## SUPPLIED DATA
- - - - -

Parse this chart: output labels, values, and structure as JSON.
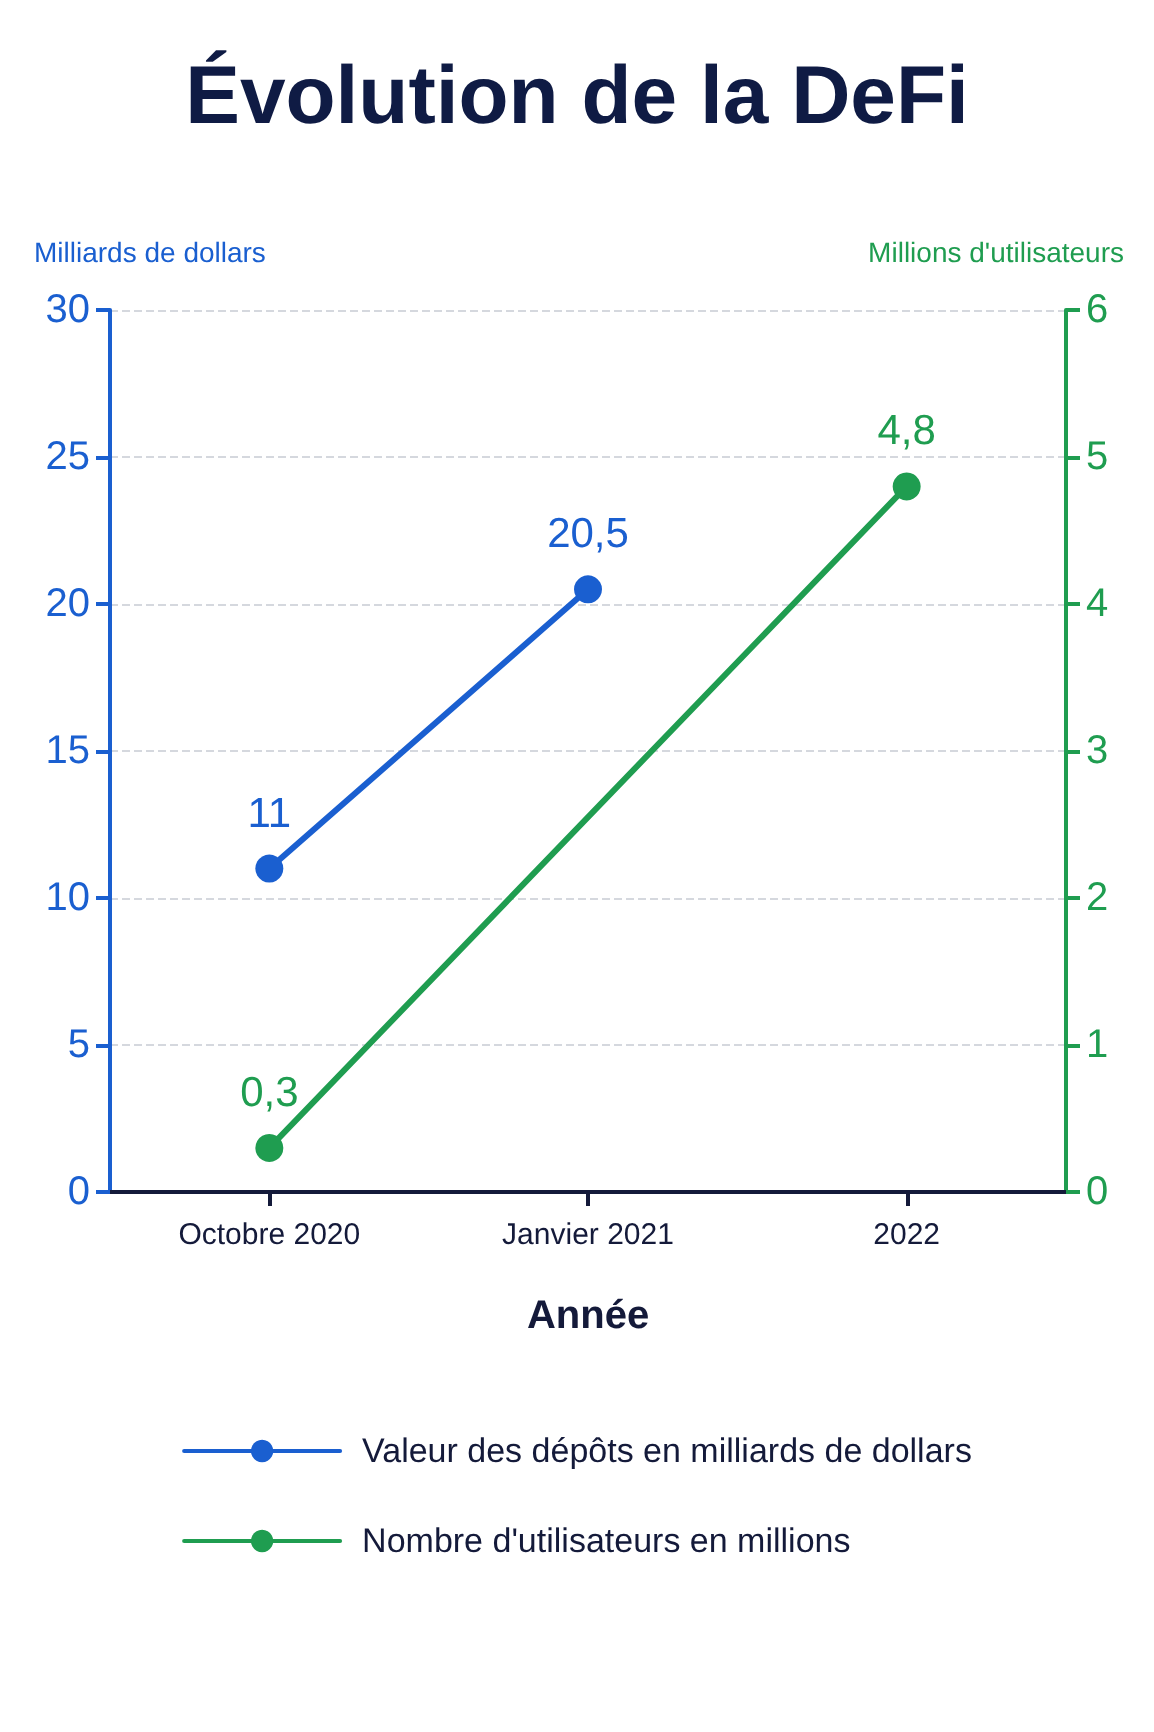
{
  "chart_data": {
    "type": "line",
    "title": "Évolution de la DeFi",
    "xlabel": "Année",
    "ylabel": "Milliards de dollars",
    "y2label": "Millions d'utilisateurs",
    "categories": [
      "Octobre 2020",
      "Janvier 2021",
      "2022"
    ],
    "series": [
      {
        "name": "Valeur des dépôts en milliards de dollars",
        "color": "#1a5fd0",
        "values": [
          11,
          20.5,
          null
        ],
        "value_labels": [
          "11",
          "20,5",
          null
        ]
      },
      {
        "name": "Nombre d'utilisateurs en millions",
        "color": "#1f9d50",
        "axis": "y2",
        "values": [
          0.3,
          null,
          4.8
        ],
        "value_labels": [
          "0,3",
          null,
          "4,8"
        ]
      }
    ],
    "ylim": [
      0,
      30
    ],
    "yticks": [
      0,
      5,
      10,
      15,
      20,
      25,
      30
    ],
    "y2lim": [
      0,
      6
    ],
    "y2ticks": [
      0,
      1,
      2,
      3,
      4,
      5,
      6
    ],
    "grid": "y",
    "legend": "bottom",
    "marker": "circle",
    "line_style": "solid"
  }
}
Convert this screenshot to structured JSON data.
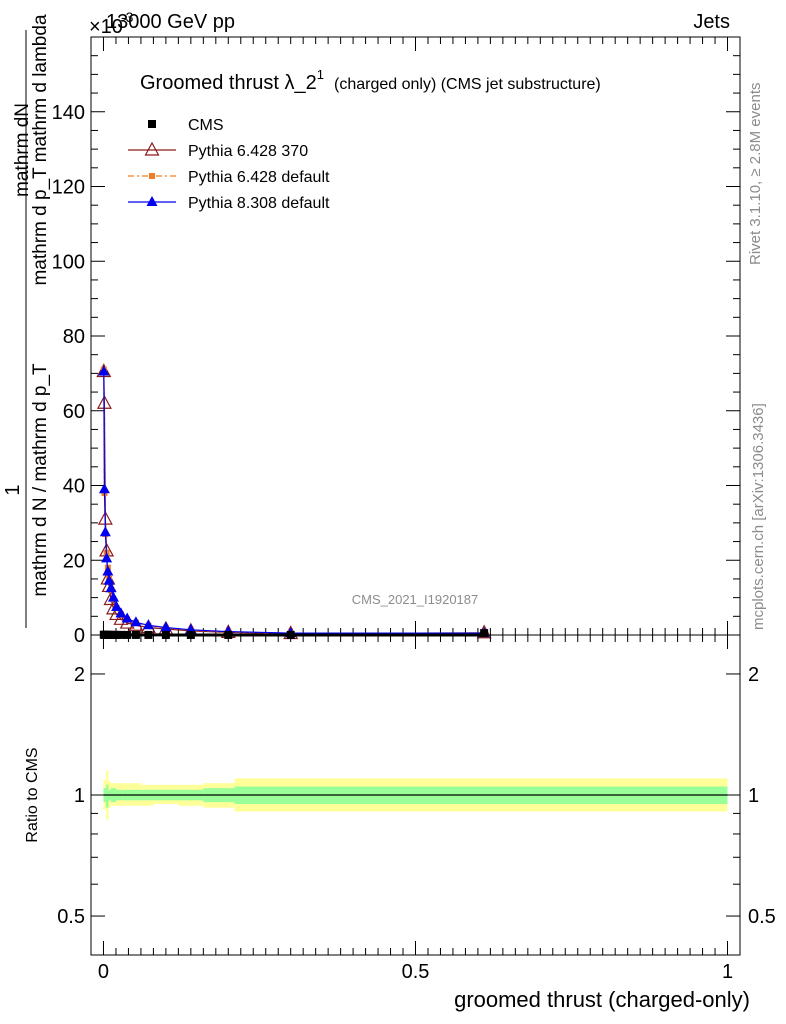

- - - - -

## YOUR INSTRUCTIONS
Send back the data above word for word, with the pictures left out.

## RESULT OF THIS TASK
Parse this chart: output labels, values, and structure as JSON.
{
  "chart_data": {
    "type": "line",
    "title": "Évolution de la DeFi",
    "xlabel": "Année",
    "ylabel": "Milliards de dollars",
    "y2label": "Millions d'utilisateurs",
    "categories": [
      "Octobre 2020",
      "Janvier 2021",
      "2022"
    ],
    "series": [
      {
        "name": "Valeur des dépôts en milliards de dollars",
        "color": "#1a5fd0",
        "values": [
          11,
          20.5,
          null
        ],
        "value_labels": [
          "11",
          "20,5",
          null
        ]
      },
      {
        "name": "Nombre d'utilisateurs en millions",
        "color": "#1f9d50",
        "axis": "y2",
        "values": [
          0.3,
          null,
          4.8
        ],
        "value_labels": [
          "0,3",
          null,
          "4,8"
        ]
      }
    ],
    "ylim": [
      0,
      30
    ],
    "yticks": [
      0,
      5,
      10,
      15,
      20,
      25,
      30
    ],
    "y2lim": [
      0,
      6
    ],
    "y2ticks": [
      0,
      1,
      2,
      3,
      4,
      5,
      6
    ],
    "grid": "y",
    "legend": "bottom",
    "marker": "circle",
    "line_style": "solid"
  }
}
Convert this screenshot to structured JSON data.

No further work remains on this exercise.